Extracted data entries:

(begin)

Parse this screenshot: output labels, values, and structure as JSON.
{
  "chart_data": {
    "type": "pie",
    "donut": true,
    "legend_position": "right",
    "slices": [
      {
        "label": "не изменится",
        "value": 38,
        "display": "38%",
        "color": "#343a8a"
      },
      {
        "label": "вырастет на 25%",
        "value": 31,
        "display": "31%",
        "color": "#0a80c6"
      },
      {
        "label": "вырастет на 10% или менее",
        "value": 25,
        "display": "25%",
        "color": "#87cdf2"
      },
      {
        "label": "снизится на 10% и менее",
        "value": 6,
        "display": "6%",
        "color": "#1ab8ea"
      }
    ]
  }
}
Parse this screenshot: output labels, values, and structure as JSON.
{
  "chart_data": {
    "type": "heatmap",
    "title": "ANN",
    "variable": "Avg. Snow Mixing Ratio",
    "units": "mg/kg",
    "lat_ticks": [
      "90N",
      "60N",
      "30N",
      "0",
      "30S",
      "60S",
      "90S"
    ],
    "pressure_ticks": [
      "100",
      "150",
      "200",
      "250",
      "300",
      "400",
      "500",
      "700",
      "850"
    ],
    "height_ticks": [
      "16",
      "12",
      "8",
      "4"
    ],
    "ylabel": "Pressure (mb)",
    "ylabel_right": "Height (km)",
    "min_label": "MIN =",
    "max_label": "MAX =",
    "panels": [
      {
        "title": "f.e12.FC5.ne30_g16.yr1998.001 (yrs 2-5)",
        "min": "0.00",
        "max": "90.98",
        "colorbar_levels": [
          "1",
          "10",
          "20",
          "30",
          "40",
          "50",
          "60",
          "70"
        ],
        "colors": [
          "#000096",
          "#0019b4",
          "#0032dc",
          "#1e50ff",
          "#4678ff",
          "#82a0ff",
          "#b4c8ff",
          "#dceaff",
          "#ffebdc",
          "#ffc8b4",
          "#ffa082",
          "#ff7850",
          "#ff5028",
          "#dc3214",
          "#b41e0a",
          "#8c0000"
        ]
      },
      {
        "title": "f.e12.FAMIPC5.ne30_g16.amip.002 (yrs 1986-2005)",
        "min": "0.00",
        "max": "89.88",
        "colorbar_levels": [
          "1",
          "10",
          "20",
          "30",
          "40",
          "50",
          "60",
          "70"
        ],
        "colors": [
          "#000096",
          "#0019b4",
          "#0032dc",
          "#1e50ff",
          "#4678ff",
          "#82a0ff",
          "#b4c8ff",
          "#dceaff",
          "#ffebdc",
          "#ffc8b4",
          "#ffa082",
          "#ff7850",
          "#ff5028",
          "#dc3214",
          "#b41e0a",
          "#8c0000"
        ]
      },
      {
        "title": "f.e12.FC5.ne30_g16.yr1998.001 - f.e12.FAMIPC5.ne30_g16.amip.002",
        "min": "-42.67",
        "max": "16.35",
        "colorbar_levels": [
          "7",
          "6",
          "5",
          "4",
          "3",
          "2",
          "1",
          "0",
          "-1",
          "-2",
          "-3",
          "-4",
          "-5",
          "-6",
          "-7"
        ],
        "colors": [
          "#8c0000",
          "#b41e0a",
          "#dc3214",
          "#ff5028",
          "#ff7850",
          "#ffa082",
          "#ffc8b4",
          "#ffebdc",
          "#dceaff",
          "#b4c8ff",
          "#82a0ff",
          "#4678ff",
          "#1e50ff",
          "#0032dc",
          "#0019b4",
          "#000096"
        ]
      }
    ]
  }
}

(end)

> _Directive_:
All entries shown above should be printed again exactly.

> _Exercise solution_:
Parse this screenshot: output labels, values, and structure as JSON.
{
  "chart_data": {
    "type": "pie",
    "donut": true,
    "legend_position": "right",
    "slices": [
      {
        "label": "не изменится",
        "value": 38,
        "display": "38%",
        "color": "#343a8a"
      },
      {
        "label": "вырастет на 25%",
        "value": 31,
        "display": "31%",
        "color": "#0a80c6"
      },
      {
        "label": "вырастет на 10% или менее",
        "value": 25,
        "display": "25%",
        "color": "#87cdf2"
      },
      {
        "label": "снизится на 10% и менее",
        "value": 6,
        "display": "6%",
        "color": "#1ab8ea"
      }
    ]
  }
}
Parse this screenshot: output labels, values, and structure as JSON.
{
  "chart_data": {
    "type": "heatmap",
    "title": "ANN",
    "variable": "Avg. Snow Mixing Ratio",
    "units": "mg/kg",
    "lat_ticks": [
      "90N",
      "60N",
      "30N",
      "0",
      "30S",
      "60S",
      "90S"
    ],
    "pressure_ticks": [
      "100",
      "150",
      "200",
      "250",
      "300",
      "400",
      "500",
      "700",
      "850"
    ],
    "height_ticks": [
      "16",
      "12",
      "8",
      "4"
    ],
    "ylabel": "Pressure (mb)",
    "ylabel_right": "Height (km)",
    "min_label": "MIN =",
    "max_label": "MAX =",
    "panels": [
      {
        "title": "f.e12.FC5.ne30_g16.yr1998.001 (yrs 2-5)",
        "min": "0.00",
        "max": "90.98",
        "colorbar_levels": [
          "1",
          "10",
          "20",
          "30",
          "40",
          "50",
          "60",
          "70"
        ],
        "colors": [
          "#000096",
          "#0019b4",
          "#0032dc",
          "#1e50ff",
          "#4678ff",
          "#82a0ff",
          "#b4c8ff",
          "#dceaff",
          "#ffebdc",
          "#ffc8b4",
          "#ffa082",
          "#ff7850",
          "#ff5028",
          "#dc3214",
          "#b41e0a",
          "#8c0000"
        ]
      },
      {
        "title": "f.e12.FAMIPC5.ne30_g16.amip.002 (yrs 1986-2005)",
        "min": "0.00",
        "max": "89.88",
        "colorbar_levels": [
          "1",
          "10",
          "20",
          "30",
          "40",
          "50",
          "60",
          "70"
        ],
        "colors": [
          "#000096",
          "#0019b4",
          "#0032dc",
          "#1e50ff",
          "#4678ff",
          "#82a0ff",
          "#b4c8ff",
          "#dceaff",
          "#ffebdc",
          "#ffc8b4",
          "#ffa082",
          "#ff7850",
          "#ff5028",
          "#dc3214",
          "#b41e0a",
          "#8c0000"
        ]
      },
      {
        "title": "f.e12.FC5.ne30_g16.yr1998.001 - f.e12.FAMIPC5.ne30_g16.amip.002",
        "min": "-42.67",
        "max": "16.35",
        "colorbar_levels": [
          "7",
          "6",
          "5",
          "4",
          "3",
          "2",
          "1",
          "0",
          "-1",
          "-2",
          "-3",
          "-4",
          "-5",
          "-6",
          "-7"
        ],
        "colors": [
          "#8c0000",
          "#b41e0a",
          "#dc3214",
          "#ff5028",
          "#ff7850",
          "#ffa082",
          "#ffc8b4",
          "#ffebdc",
          "#dceaff",
          "#b4c8ff",
          "#82a0ff",
          "#4678ff",
          "#1e50ff",
          "#0032dc",
          "#0019b4",
          "#000096"
        ]
      }
    ]
  }
}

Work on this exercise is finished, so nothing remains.